**Brief:**
Copy out each line featuring the string "room" from the entries beneath.

**Figure record extracts:**
· · · · ·

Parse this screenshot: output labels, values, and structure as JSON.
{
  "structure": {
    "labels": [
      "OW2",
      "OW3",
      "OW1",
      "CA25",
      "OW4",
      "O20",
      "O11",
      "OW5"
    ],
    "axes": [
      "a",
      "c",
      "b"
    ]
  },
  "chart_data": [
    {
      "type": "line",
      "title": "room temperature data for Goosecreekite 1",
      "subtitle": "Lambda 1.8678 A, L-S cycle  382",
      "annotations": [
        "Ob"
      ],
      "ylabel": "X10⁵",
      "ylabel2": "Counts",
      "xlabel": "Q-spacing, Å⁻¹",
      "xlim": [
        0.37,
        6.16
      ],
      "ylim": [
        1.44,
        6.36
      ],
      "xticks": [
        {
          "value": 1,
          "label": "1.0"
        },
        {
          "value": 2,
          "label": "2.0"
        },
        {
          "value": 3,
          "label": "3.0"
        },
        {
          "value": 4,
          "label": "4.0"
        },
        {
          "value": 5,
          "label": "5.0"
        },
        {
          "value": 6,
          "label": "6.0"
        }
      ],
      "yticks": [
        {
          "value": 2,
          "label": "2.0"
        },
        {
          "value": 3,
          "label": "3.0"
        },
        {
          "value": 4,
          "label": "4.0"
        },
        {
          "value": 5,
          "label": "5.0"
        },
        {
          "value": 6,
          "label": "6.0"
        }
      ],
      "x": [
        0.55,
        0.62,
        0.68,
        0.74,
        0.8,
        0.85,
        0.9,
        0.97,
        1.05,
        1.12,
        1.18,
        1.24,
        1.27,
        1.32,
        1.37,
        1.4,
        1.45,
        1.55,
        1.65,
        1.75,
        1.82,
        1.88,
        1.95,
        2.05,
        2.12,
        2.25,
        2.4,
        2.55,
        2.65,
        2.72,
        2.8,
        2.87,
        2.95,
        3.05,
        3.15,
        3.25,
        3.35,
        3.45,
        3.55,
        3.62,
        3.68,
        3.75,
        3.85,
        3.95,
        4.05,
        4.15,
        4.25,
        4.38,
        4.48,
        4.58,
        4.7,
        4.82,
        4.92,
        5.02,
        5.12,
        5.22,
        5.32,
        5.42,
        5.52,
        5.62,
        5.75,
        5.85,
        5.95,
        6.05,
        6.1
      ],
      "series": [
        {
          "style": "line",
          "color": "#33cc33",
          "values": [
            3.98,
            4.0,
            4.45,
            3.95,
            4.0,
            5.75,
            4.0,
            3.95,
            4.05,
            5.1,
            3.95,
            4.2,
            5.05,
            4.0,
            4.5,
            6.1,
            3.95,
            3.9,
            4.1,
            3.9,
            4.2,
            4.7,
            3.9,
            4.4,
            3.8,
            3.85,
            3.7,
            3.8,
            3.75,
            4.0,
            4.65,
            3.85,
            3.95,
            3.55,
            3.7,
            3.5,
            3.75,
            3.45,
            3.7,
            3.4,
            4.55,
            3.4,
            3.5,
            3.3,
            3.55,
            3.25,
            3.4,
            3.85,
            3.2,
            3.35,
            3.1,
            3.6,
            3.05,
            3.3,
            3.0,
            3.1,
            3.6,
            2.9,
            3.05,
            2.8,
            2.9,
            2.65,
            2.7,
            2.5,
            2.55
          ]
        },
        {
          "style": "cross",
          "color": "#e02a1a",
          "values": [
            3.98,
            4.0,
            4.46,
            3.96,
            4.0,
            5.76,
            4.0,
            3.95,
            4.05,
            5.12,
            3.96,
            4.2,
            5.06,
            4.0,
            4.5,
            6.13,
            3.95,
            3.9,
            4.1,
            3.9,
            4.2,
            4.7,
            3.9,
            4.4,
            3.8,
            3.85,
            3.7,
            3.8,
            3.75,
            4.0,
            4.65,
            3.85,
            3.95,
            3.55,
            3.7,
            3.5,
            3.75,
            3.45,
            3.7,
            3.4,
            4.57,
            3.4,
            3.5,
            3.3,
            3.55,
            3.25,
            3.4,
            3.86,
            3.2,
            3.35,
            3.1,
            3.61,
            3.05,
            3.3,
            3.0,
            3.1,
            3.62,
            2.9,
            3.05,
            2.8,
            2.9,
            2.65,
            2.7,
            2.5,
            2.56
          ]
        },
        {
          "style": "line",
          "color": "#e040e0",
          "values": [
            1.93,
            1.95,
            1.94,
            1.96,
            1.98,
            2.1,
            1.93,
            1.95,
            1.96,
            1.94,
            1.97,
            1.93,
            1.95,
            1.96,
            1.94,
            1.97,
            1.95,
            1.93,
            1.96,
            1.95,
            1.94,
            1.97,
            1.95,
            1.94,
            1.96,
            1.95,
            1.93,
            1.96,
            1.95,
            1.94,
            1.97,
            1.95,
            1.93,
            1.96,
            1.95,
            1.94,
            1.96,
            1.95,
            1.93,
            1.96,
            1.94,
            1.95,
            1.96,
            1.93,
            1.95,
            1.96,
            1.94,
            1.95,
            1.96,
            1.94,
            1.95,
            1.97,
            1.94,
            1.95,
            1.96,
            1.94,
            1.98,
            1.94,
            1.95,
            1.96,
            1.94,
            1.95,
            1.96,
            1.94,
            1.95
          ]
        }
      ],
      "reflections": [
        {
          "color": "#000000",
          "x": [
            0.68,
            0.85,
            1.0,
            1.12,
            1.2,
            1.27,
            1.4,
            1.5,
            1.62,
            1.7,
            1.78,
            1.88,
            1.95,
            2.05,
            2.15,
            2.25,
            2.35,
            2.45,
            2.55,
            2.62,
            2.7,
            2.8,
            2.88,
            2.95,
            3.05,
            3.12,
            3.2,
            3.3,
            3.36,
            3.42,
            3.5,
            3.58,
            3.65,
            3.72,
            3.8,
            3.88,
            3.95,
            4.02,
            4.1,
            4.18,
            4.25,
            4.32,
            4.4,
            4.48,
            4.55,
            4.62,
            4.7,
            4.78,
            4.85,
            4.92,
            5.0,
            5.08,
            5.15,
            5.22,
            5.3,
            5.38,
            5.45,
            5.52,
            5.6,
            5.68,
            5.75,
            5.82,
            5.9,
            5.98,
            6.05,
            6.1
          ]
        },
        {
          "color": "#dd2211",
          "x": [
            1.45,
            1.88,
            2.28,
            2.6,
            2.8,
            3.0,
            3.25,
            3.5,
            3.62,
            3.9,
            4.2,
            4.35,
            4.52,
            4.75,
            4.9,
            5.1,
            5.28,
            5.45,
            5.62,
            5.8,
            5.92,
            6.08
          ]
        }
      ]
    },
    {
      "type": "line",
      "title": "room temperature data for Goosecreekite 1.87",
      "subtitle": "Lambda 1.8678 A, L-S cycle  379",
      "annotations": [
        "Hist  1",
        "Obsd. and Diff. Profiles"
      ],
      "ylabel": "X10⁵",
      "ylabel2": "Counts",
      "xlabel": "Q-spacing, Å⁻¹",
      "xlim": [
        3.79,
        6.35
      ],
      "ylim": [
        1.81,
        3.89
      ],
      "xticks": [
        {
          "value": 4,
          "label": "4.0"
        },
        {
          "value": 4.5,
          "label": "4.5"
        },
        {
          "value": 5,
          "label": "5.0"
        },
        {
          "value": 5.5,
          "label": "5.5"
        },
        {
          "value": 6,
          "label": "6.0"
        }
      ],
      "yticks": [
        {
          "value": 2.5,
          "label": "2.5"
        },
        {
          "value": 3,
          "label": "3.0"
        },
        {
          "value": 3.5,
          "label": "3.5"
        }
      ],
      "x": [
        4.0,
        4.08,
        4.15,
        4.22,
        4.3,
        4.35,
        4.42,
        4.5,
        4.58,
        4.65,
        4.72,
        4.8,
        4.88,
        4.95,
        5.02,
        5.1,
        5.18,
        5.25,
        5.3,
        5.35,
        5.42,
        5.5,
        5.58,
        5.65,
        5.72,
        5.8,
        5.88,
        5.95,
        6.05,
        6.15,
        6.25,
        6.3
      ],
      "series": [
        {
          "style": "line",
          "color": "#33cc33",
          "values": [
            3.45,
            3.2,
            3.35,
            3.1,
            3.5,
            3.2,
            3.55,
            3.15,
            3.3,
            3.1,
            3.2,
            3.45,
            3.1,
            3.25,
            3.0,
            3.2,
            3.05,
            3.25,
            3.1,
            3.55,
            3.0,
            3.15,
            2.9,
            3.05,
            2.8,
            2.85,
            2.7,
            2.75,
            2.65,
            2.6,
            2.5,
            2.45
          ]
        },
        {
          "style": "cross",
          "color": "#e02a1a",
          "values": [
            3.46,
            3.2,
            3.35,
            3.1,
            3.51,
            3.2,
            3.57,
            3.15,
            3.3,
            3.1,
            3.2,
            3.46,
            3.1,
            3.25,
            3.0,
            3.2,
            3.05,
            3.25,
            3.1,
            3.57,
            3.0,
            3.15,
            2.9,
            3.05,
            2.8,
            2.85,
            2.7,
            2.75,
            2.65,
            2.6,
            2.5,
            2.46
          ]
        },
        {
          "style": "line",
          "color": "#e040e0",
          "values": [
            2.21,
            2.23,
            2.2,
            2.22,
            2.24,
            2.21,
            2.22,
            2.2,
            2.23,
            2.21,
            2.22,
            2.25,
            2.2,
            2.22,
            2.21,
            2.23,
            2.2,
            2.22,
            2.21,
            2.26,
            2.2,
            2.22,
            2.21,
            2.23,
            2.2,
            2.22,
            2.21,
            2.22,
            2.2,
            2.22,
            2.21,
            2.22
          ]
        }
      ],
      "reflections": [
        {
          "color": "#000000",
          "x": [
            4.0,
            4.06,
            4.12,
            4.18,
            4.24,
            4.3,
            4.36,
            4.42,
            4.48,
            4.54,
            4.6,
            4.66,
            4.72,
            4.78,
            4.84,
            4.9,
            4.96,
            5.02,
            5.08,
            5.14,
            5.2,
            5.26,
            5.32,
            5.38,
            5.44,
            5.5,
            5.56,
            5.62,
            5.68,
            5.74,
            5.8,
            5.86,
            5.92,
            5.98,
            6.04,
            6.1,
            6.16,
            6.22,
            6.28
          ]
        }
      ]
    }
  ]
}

· · · · ·

**Finished exercise:**
      "title": "room temperature data for Goosecreekite 1",
      "title": "room temperature data for Goosecreekite 1.87",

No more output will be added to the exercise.